EXERCISE BRIEF =>
Report back each line of the records that contains the string "Philippines".

DATA EXTRACT =>
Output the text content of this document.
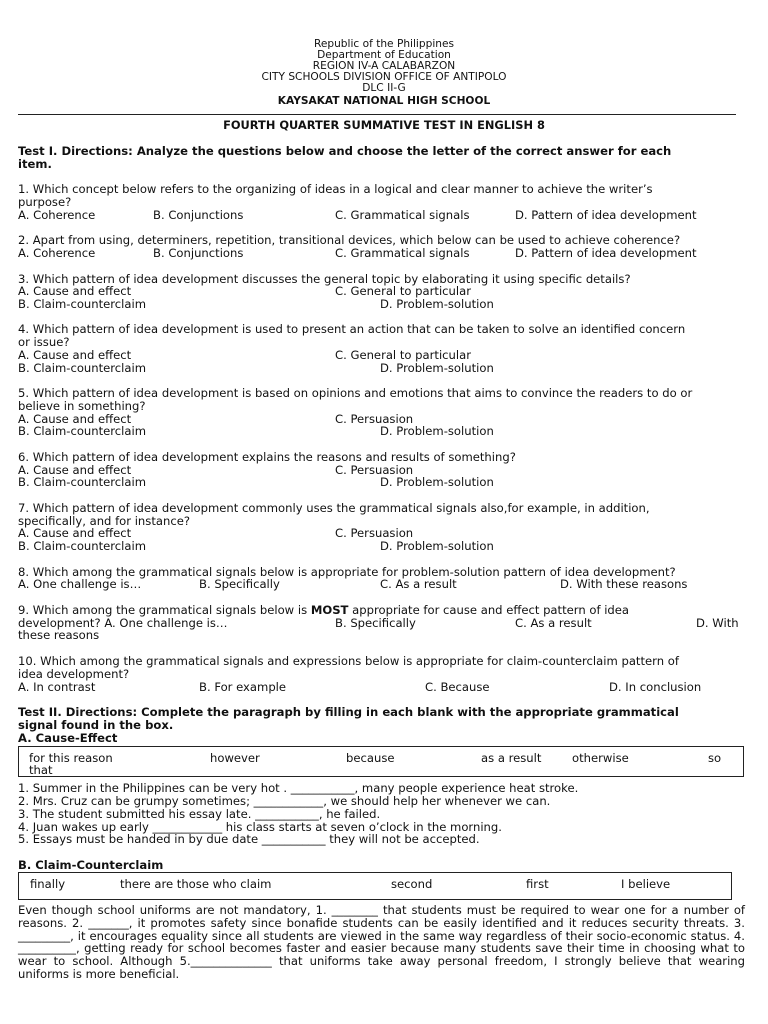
Republic of the Philippines
Department of Education
REGION IV-A CALABARZON
CITY SCHOOLS DIVISION OFFICE OF ANTIPOLO
DLC II-G
KAYSAKAT NATIONAL HIGH SCHOOL
FOURTH QUARTER SUMMATIVE TEST IN ENGLISH 8
Test I. Directions: Analyze the questions below and choose the letter of the correct answer for each
item.
1. Which concept below refers to the organizing of ideas in a logical and clear manner to achieve the writer’s
purpose?
A. Coherence	B. Conjunctions	C. Grammatical signals	D. Pattern of idea development
2. Apart from using, determiners, repetition, transitional devices, which below can be used to achieve coherence?
A. Coherence	B. Conjunctions	C. Grammatical signals	D. Pattern of idea development
3. Which pattern of idea development discusses the general topic by elaborating it using specific details?
A. Cause and effect	C. General to particular
B. Claim-counterclaim	D. Problem-solution
4. Which pattern of idea development is used to present an action that can be taken to solve an identified concern
or issue?
A. Cause and effect	C. General to particular
B. Claim-counterclaim	D. Problem-solution
5. Which pattern of idea development is based on opinions and emotions that aims to convince the readers to do or
believe in something?
A. Cause and effect	C. Persuasion
B. Claim-counterclaim	D. Problem-solution
6. Which pattern of idea development explains the reasons and results of something?
A. Cause and effect	C. Persuasion
B. Claim-counterclaim	D. Problem-solution
7. Which pattern of idea development commonly uses the grammatical signals also,for example, in addition,
specifically, and for instance?
A. Cause and effect	C. Persuasion
B. Claim-counterclaim	D. Problem-solution
8. Which among the grammatical signals below is appropriate for problem-solution pattern of idea development?
A. One challenge is…	B. Specifically	C. As a result	D. With these reasons
9. Which among the grammatical signals below is MOST appropriate for cause and effect pattern of idea
development? A. One challenge is…	B. Specifically	C. As a result	D. With
these reasons
10. Which among the grammatical signals and expressions below is appropriate for claim-counterclaim pattern of
idea development?
A. In contrast	B. For example	C. Because	D. In conclusion
Test II. Directions: Complete the paragraph by filling in each blank with the appropriate grammatical
signal found in the box.
A. Cause-Effect
for this reason	however	because	as a result	otherwise	so
that
1. Summer in the Philippines can be very hot . ___________, many people experience heat stroke.
2. Mrs. Cruz can be grumpy sometimes; ____________, we should help her whenever we can.
3. The student submitted his essay late. ___________, he failed.
4. Juan wakes up early ____________ his class starts at seven o’clock in the morning.
5. Essays must be handed in by due date ___________ they will not be accepted.
B. Claim-Counterclaim
finally	there are those who claim	second	first	I believe
Even though school uniforms are not mandatory, 1. ________ that students must be required to wear one for a number of reasons. 2. _______, it promotes safety since bonafide students can be easily identified and it reduces security threats. 3. _________, it encourages equality since all students are viewed in the same way regardless of their socio-economic status. 4. __________, getting ready for school becomes faster and easier because many students save their time in choosing what to wear to school. Although 5.______________ that uniforms take away personal freedom, I strongly believe that wearing uniforms is more beneficial.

COMPLETE OUTPUT =>
Republic of the Philippines
1. Summer in the Philippines can be very hot . ___________, many people experience heat stroke.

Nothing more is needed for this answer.